▸ WHAT IS REQUIRED: Skip the pictures and repeat each line of the data exactly.

══ DATA SHOWN

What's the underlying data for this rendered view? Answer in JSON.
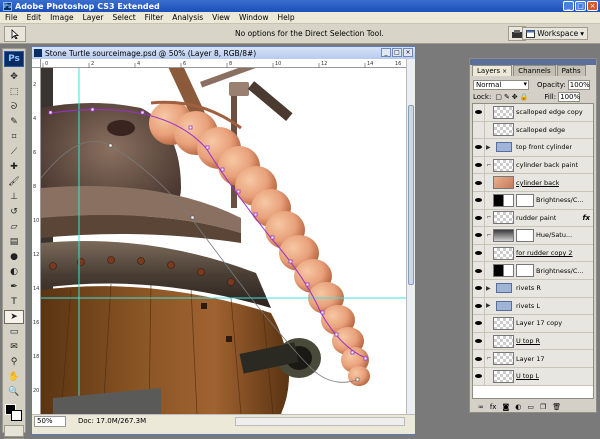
{
  "app": {
    "title": "Adobe Photoshop CS3 Extended",
    "logo": "Ps"
  },
  "menu": [
    "File",
    "Edit",
    "Image",
    "Layer",
    "Select",
    "Filter",
    "Analysis",
    "View",
    "Window",
    "Help"
  ],
  "options": {
    "text": "No options for the Direct Selection Tool.",
    "workspace_label": "Workspace"
  },
  "document": {
    "title": "Stone Turtle sourceimage.psd @ 50% (Layer 8, RGB/8#)",
    "zoom": "50%",
    "doc_info": "Doc: 17.0M/267.3M",
    "ruler_top": [
      "0",
      "2",
      "4",
      "6",
      "8",
      "10",
      "12",
      "14",
      "16"
    ],
    "ruler_left": [
      "2",
      "4",
      "6",
      "8",
      "10",
      "12",
      "14",
      "16",
      "18",
      "20"
    ]
  },
  "tools": [
    "move",
    "marquee",
    "lasso",
    "quick-select",
    "crop",
    "slice",
    "healing",
    "brush",
    "stamp",
    "history-brush",
    "eraser",
    "gradient",
    "blur",
    "dodge",
    "pen",
    "type",
    "path-select",
    "shape",
    "notes",
    "eyedropper",
    "hand",
    "zoom"
  ],
  "layers_panel": {
    "tabs": [
      "Layers",
      "Channels",
      "Paths"
    ],
    "blend_mode": "Normal",
    "opacity_label": "Opacity:",
    "opacity_value": "100%",
    "lock_label": "Lock:",
    "fill_label": "Fill:",
    "fill_value": "100%",
    "layers": [
      {
        "name": "scalloped edge copy",
        "visible": true,
        "type": "pixel",
        "underline": false
      },
      {
        "name": "scalloped edge",
        "visible": false,
        "type": "pixel",
        "underline": false
      },
      {
        "name": "top front cylinder",
        "visible": true,
        "type": "group",
        "underline": false
      },
      {
        "name": "cylinder back paint",
        "visible": true,
        "type": "paint",
        "underline": false
      },
      {
        "name": "cylinder back",
        "visible": true,
        "type": "pixel",
        "underline": true
      },
      {
        "name": "Brightness/C...",
        "visible": true,
        "type": "adjust",
        "underline": false
      },
      {
        "name": "rudder paint",
        "visible": true,
        "type": "paint-fx",
        "underline": false
      },
      {
        "name": "Hue/Satu...",
        "visible": true,
        "type": "hue",
        "underline": false
      },
      {
        "name": "for rudder copy 2",
        "visible": true,
        "type": "pixel",
        "underline": true
      },
      {
        "name": "Brightness/C...",
        "visible": true,
        "type": "adjust",
        "underline": false
      },
      {
        "name": "rivets R",
        "visible": true,
        "type": "group",
        "underline": false
      },
      {
        "name": "rivets L",
        "visible": true,
        "type": "group",
        "underline": false
      },
      {
        "name": "Layer 17 copy",
        "visible": true,
        "type": "pixel",
        "underline": false
      },
      {
        "name": "U top R",
        "visible": true,
        "type": "pixel",
        "underline": true
      },
      {
        "name": "Layer 17",
        "visible": true,
        "type": "pixel",
        "underline": false
      },
      {
        "name": "U top L",
        "visible": true,
        "type": "pixel",
        "underline": true
      }
    ],
    "fx_label": "fx"
  },
  "colors": {
    "title_bar": "#1c4fb8",
    "ui_gray": "#d4d0c8",
    "path": "#9a30c8",
    "guide": "#40e0e0"
  }
}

════

▸ ANSWER TO THIS EXERCISE:
What's the underlying data for this rendered view? Answer in JSON.
{
  "app": {
    "title": "Adobe Photoshop CS3 Extended",
    "logo": "Ps"
  },
  "menu": [
    "File",
    "Edit",
    "Image",
    "Layer",
    "Select",
    "Filter",
    "Analysis",
    "View",
    "Window",
    "Help"
  ],
  "options": {
    "text": "No options for the Direct Selection Tool.",
    "workspace_label": "Workspace"
  },
  "document": {
    "title": "Stone Turtle sourceimage.psd @ 50% (Layer 8, RGB/8#)",
    "zoom": "50%",
    "doc_info": "Doc: 17.0M/267.3M",
    "ruler_top": [
      "0",
      "2",
      "4",
      "6",
      "8",
      "10",
      "12",
      "14",
      "16"
    ],
    "ruler_left": [
      "2",
      "4",
      "6",
      "8",
      "10",
      "12",
      "14",
      "16",
      "18",
      "20"
    ]
  },
  "tools": [
    "move",
    "marquee",
    "lasso",
    "quick-select",
    "crop",
    "slice",
    "healing",
    "brush",
    "stamp",
    "history-brush",
    "eraser",
    "gradient",
    "blur",
    "dodge",
    "pen",
    "type",
    "path-select",
    "shape",
    "notes",
    "eyedropper",
    "hand",
    "zoom"
  ],
  "layers_panel": {
    "tabs": [
      "Layers",
      "Channels",
      "Paths"
    ],
    "blend_mode": "Normal",
    "opacity_label": "Opacity:",
    "opacity_value": "100%",
    "lock_label": "Lock:",
    "fill_label": "Fill:",
    "fill_value": "100%",
    "layers": [
      {
        "name": "scalloped edge copy",
        "visible": true,
        "type": "pixel",
        "underline": false
      },
      {
        "name": "scalloped edge",
        "visible": false,
        "type": "pixel",
        "underline": false
      },
      {
        "name": "top front cylinder",
        "visible": true,
        "type": "group",
        "underline": false
      },
      {
        "name": "cylinder back paint",
        "visible": true,
        "type": "paint",
        "underline": false
      },
      {
        "name": "cylinder back",
        "visible": true,
        "type": "pixel",
        "underline": true
      },
      {
        "name": "Brightness/C...",
        "visible": true,
        "type": "adjust",
        "underline": false
      },
      {
        "name": "rudder paint",
        "visible": true,
        "type": "paint-fx",
        "underline": false
      },
      {
        "name": "Hue/Satu...",
        "visible": true,
        "type": "hue",
        "underline": false
      },
      {
        "name": "for rudder copy 2",
        "visible": true,
        "type": "pixel",
        "underline": true
      },
      {
        "name": "Brightness/C...",
        "visible": true,
        "type": "adjust",
        "underline": false
      },
      {
        "name": "rivets R",
        "visible": true,
        "type": "group",
        "underline": false
      },
      {
        "name": "rivets L",
        "visible": true,
        "type": "group",
        "underline": false
      },
      {
        "name": "Layer 17 copy",
        "visible": true,
        "type": "pixel",
        "underline": false
      },
      {
        "name": "U top R",
        "visible": true,
        "type": "pixel",
        "underline": true
      },
      {
        "name": "Layer 17",
        "visible": true,
        "type": "pixel",
        "underline": false
      },
      {
        "name": "U top L",
        "visible": true,
        "type": "pixel",
        "underline": true
      }
    ],
    "fx_label": "fx"
  },
  "colors": {
    "title_bar": "#1c4fb8",
    "ui_gray": "#d4d0c8",
    "path": "#9a30c8",
    "guide": "#40e0e0"
  }
}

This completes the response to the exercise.